_Exercise prompt:_ The records below must be transcribed exactly. Do not include the pictures.

── Extracted material

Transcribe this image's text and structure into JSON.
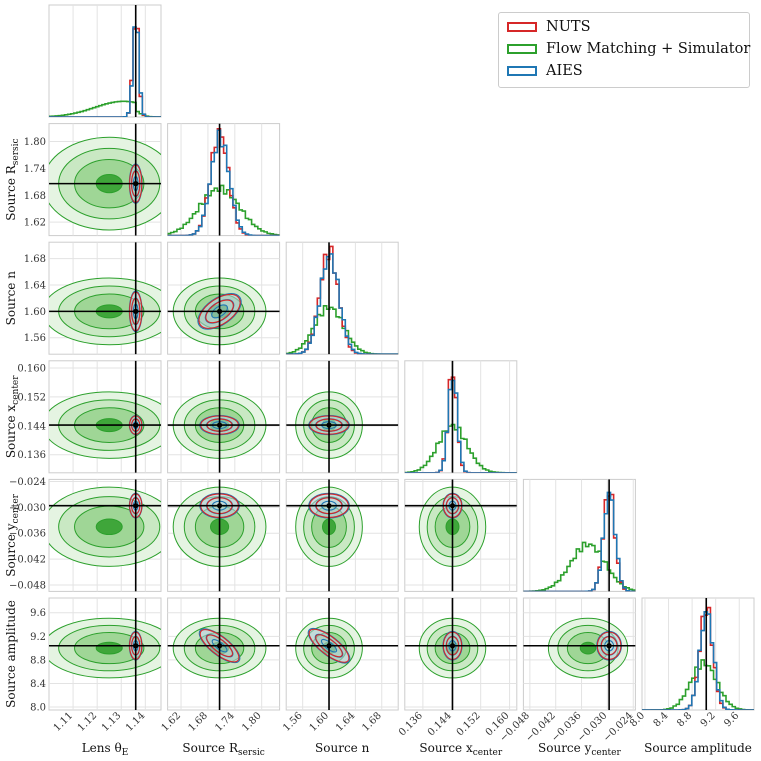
{
  "chart_data": {
    "type": "corner",
    "truth": [
      1.136,
      1.706,
      1.6,
      0.1442,
      -0.0296,
      9.04
    ],
    "params": [
      {
        "label": "Lens θ",
        "sub": "E",
        "range": [
          1.1,
          1.1465
        ],
        "ticks": [
          1.11,
          1.12,
          1.13,
          1.14
        ],
        "tick_labels": [
          "1.11",
          "1.12",
          "1.13",
          "1.14"
        ],
        "std_flow": 0.012,
        "std_mcmc": 0.0012,
        "mean_flow": 1.125
      },
      {
        "label": "Source R",
        "sub": "sersic",
        "range": [
          1.59,
          1.84
        ],
        "ticks": [
          1.62,
          1.68,
          1.74,
          1.8
        ],
        "tick_labels": [
          "1.62",
          "1.68",
          "1.74",
          "1.80"
        ],
        "std_flow": 0.045,
        "std_mcmc": 0.02,
        "mean_flow": 1.706
      },
      {
        "label": "Source n",
        "sub": "",
        "range": [
          1.535,
          1.705
        ],
        "ticks": [
          1.56,
          1.6,
          1.64,
          1.68
        ],
        "tick_labels": [
          "1.56",
          "1.60",
          "1.64",
          "1.68"
        ],
        "std_flow": 0.022,
        "std_mcmc": 0.014,
        "mean_flow": 1.6
      },
      {
        "label": "Source x",
        "sub": "center",
        "range": [
          0.131,
          0.162
        ],
        "ticks": [
          0.136,
          0.144,
          0.152,
          0.16
        ],
        "tick_labels": [
          "0.136",
          "0.144",
          "0.152",
          "0.160"
        ],
        "std_flow": 0.004,
        "std_mcmc": 0.0012,
        "mean_flow": 0.1442
      },
      {
        "label": "Source y",
        "sub": "center",
        "range": [
          -0.0495,
          -0.0235
        ],
        "ticks": [
          -0.048,
          -0.042,
          -0.036,
          -0.03,
          -0.024
        ],
        "tick_labels": [
          "−0.048",
          "−0.042",
          "−0.036",
          "−0.030",
          "−0.024"
        ],
        "std_flow": 0.004,
        "std_mcmc": 0.0013,
        "mean_flow": -0.0345
      },
      {
        "label": "Source amplitude",
        "sub": "",
        "range": [
          7.95,
          9.85
        ],
        "ticks": [
          8.0,
          8.4,
          8.8,
          9.2,
          9.6
        ],
        "tick_labels": [
          "8.0",
          "8.4",
          "8.8",
          "9.2",
          "9.6"
        ],
        "std_flow": 0.22,
        "std_mcmc": 0.11,
        "mean_flow": 9.0
      }
    ],
    "correlations_mcmc": {
      "1-5": -0.7,
      "2-5": -0.8,
      "1-2": 0.5
    },
    "series": [
      {
        "name": "NUTS",
        "color": "#d62728"
      },
      {
        "name": "Flow Matching + Simulator",
        "color": "#2ca02c"
      },
      {
        "name": "AIES",
        "color": "#1f77b4"
      }
    ],
    "x_axis_labels": [
      "Lens θ",
      "Source R",
      "Source n",
      "Source x",
      "Source y",
      "Source amplitude"
    ],
    "y_axis_labels": [
      "Source R",
      "Source n",
      "Source x",
      "Source y",
      "Source amplitude"
    ]
  },
  "legend": {
    "nuts": "NUTS",
    "flow": "Flow Matching + Simulator",
    "aies": "AIES"
  }
}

────

_Written answer:_
Transcribe this image's text and structure into JSON.
{
  "chart_data": {
    "type": "corner",
    "truth": [
      1.136,
      1.706,
      1.6,
      0.1442,
      -0.0296,
      9.04
    ],
    "params": [
      {
        "label": "Lens θ",
        "sub": "E",
        "range": [
          1.1,
          1.1465
        ],
        "ticks": [
          1.11,
          1.12,
          1.13,
          1.14
        ],
        "tick_labels": [
          "1.11",
          "1.12",
          "1.13",
          "1.14"
        ],
        "std_flow": 0.012,
        "std_mcmc": 0.0012,
        "mean_flow": 1.125
      },
      {
        "label": "Source R",
        "sub": "sersic",
        "range": [
          1.59,
          1.84
        ],
        "ticks": [
          1.62,
          1.68,
          1.74,
          1.8
        ],
        "tick_labels": [
          "1.62",
          "1.68",
          "1.74",
          "1.80"
        ],
        "std_flow": 0.045,
        "std_mcmc": 0.02,
        "mean_flow": 1.706
      },
      {
        "label": "Source n",
        "sub": "",
        "range": [
          1.535,
          1.705
        ],
        "ticks": [
          1.56,
          1.6,
          1.64,
          1.68
        ],
        "tick_labels": [
          "1.56",
          "1.60",
          "1.64",
          "1.68"
        ],
        "std_flow": 0.022,
        "std_mcmc": 0.014,
        "mean_flow": 1.6
      },
      {
        "label": "Source x",
        "sub": "center",
        "range": [
          0.131,
          0.162
        ],
        "ticks": [
          0.136,
          0.144,
          0.152,
          0.16
        ],
        "tick_labels": [
          "0.136",
          "0.144",
          "0.152",
          "0.160"
        ],
        "std_flow": 0.004,
        "std_mcmc": 0.0012,
        "mean_flow": 0.1442
      },
      {
        "label": "Source y",
        "sub": "center",
        "range": [
          -0.0495,
          -0.0235
        ],
        "ticks": [
          -0.048,
          -0.042,
          -0.036,
          -0.03,
          -0.024
        ],
        "tick_labels": [
          "−0.048",
          "−0.042",
          "−0.036",
          "−0.030",
          "−0.024"
        ],
        "std_flow": 0.004,
        "std_mcmc": 0.0013,
        "mean_flow": -0.0345
      },
      {
        "label": "Source amplitude",
        "sub": "",
        "range": [
          7.95,
          9.85
        ],
        "ticks": [
          8.0,
          8.4,
          8.8,
          9.2,
          9.6
        ],
        "tick_labels": [
          "8.0",
          "8.4",
          "8.8",
          "9.2",
          "9.6"
        ],
        "std_flow": 0.22,
        "std_mcmc": 0.11,
        "mean_flow": 9.0
      }
    ],
    "correlations_mcmc": {
      "1-5": -0.7,
      "2-5": -0.8,
      "1-2": 0.5
    },
    "series": [
      {
        "name": "NUTS",
        "color": "#d62728"
      },
      {
        "name": "Flow Matching + Simulator",
        "color": "#2ca02c"
      },
      {
        "name": "AIES",
        "color": "#1f77b4"
      }
    ],
    "x_axis_labels": [
      "Lens θ",
      "Source R",
      "Source n",
      "Source x",
      "Source y",
      "Source amplitude"
    ],
    "y_axis_labels": [
      "Source R",
      "Source n",
      "Source x",
      "Source y",
      "Source amplitude"
    ]
  },
  "legend": {
    "nuts": "NUTS",
    "flow": "Flow Matching + Simulator",
    "aies": "AIES"
  }
}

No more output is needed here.